## LISTED ENTRIES:
════

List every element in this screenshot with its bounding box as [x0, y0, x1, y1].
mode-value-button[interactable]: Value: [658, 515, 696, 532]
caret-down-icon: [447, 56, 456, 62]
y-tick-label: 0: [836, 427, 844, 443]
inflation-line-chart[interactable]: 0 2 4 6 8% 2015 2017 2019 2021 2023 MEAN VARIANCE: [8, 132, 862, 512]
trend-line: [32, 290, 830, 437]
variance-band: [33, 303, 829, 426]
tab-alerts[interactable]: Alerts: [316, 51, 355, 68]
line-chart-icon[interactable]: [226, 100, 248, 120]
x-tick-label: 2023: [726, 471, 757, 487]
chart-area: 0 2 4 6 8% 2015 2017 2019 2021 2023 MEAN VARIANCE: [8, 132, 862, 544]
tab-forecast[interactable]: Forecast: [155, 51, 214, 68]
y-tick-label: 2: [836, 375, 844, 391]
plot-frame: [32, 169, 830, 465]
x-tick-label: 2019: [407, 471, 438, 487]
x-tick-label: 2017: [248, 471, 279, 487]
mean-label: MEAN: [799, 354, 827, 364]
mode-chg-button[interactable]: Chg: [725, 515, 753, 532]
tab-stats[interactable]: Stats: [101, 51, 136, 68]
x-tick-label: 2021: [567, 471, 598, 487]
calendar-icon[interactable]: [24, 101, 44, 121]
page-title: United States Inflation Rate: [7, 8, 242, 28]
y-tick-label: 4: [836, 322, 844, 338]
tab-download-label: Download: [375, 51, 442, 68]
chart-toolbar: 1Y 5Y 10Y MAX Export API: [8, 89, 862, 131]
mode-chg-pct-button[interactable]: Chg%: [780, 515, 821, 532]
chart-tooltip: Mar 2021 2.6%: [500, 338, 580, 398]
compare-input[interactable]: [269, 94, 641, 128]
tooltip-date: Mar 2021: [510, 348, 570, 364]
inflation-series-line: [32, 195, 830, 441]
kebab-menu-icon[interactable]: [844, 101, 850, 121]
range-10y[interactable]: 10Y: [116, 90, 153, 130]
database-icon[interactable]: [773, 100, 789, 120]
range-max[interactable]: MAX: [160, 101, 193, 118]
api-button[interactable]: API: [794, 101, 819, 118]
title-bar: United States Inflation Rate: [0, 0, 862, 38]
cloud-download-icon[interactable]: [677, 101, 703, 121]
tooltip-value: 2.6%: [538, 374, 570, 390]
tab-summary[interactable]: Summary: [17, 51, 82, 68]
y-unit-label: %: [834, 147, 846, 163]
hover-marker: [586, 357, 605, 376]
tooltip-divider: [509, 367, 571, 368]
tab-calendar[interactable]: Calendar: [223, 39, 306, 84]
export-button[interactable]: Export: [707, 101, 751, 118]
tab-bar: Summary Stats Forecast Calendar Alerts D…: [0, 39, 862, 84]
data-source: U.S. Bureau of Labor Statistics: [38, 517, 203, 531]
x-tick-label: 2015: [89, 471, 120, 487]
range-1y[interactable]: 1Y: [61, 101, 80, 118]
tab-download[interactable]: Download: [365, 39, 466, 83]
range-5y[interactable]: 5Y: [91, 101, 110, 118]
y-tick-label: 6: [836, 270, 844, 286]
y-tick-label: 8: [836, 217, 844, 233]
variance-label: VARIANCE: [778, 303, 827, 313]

════

## WRITTEN TASK:
Rewrite every line of the row above as a numbered list, leaving out any blank lines.

## ANSWER TO THIS TASK:
1. List every element in this screenshot with its bounding box as [x0, y0, x1, y1].
2. mode-value-button[interactable]: Value: [658, 515, 696, 532]
3. caret-down-icon: [447, 56, 456, 62]
4. y-tick-label: 0: [836, 427, 844, 443]
5. inflation-line-chart[interactable]: 0 2 4 6 8% 2015 2017 2019 2021 2023 MEAN VARIANCE: [8, 132, 862, 512]
6. trend-line: [32, 290, 830, 437]
7. variance-band: [33, 303, 829, 426]
8. tab-alerts[interactable]: Alerts: [316, 51, 355, 68]
9. line-chart-icon[interactable]: [226, 100, 248, 120]
10. x-tick-label: 2023: [726, 471, 757, 487]
11. chart-area: 0 2 4 6 8% 2015 2017 2019 2021 2023 MEAN VARIANCE: [8, 132, 862, 544]
12. tab-forecast[interactable]: Forecast: [155, 51, 214, 68]
13. y-tick-label: 2: [836, 375, 844, 391]
14. plot-frame: [32, 169, 830, 465]
15. x-tick-label: 2019: [407, 471, 438, 487]
16. x-tick-label: 2017: [248, 471, 279, 487]
17. mean-label: MEAN: [799, 354, 827, 364]
18. mode-chg-button[interactable]: Chg: [725, 515, 753, 532]
19. tab-stats[interactable]: Stats: [101, 51, 136, 68]
20. x-tick-label: 2021: [567, 471, 598, 487]
21. calendar-icon[interactable]: [24, 101, 44, 121]
22. page-title: United States Inflation Rate: [7, 8, 242, 28]
23. y-tick-label: 4: [836, 322, 844, 338]
24. tab-download-label: Download: [375, 51, 442, 68]
25. chart-toolbar: 1Y 5Y 10Y MAX Export API: [8, 89, 862, 131]
26. mode-chg-pct-button[interactable]: Chg%: [780, 515, 821, 532]
27. chart-tooltip: Mar 2021 2.6%: [500, 338, 580, 398]
28. compare-input[interactable]: [269, 94, 641, 128]
29. tooltip-date: Mar 2021: [510, 348, 570, 364]
30. inflation-series-line: [32, 195, 830, 441]
31. kebab-menu-icon[interactable]: [844, 101, 850, 121]
32. range-10y[interactable]: 10Y: [116, 90, 153, 130]
33. database-icon[interactable]: [773, 100, 789, 120]
34. range-max[interactable]: MAX: [160, 101, 193, 118]
35. api-button[interactable]: API: [794, 101, 819, 118]
36. title-bar: United States Inflation Rate: [0, 0, 862, 38]
37. cloud-download-icon[interactable]: [677, 101, 703, 121]
38. tooltip-value: 2.6%: [538, 374, 570, 390]
39. tab-summary[interactable]: Summary: [17, 51, 82, 68]
40. y-unit-label: %: [834, 147, 846, 163]
41. hover-marker: [586, 357, 605, 376]
42. tooltip-divider: [509, 367, 571, 368]
43. tab-calendar[interactable]: Calendar: [223, 39, 306, 84]
44. export-button[interactable]: Export: [707, 101, 751, 118]
45. tab-bar: Summary Stats Forecast Calendar Alerts D…: [0, 39, 862, 84]
46. data-source: U.S. Bureau of Labor Statistics: [38, 517, 203, 531]
47. x-tick-label: 2015: [89, 471, 120, 487]
48. range-1y[interactable]: 1Y: [61, 101, 80, 118]
49. tab-download[interactable]: Download: [365, 39, 466, 83]
50. range-5y[interactable]: 5Y: [91, 101, 110, 118]
51. y-tick-label: 6: [836, 270, 844, 286]
52. y-tick-label: 8: [836, 217, 844, 233]
53. variance-label: VARIANCE: [778, 303, 827, 313]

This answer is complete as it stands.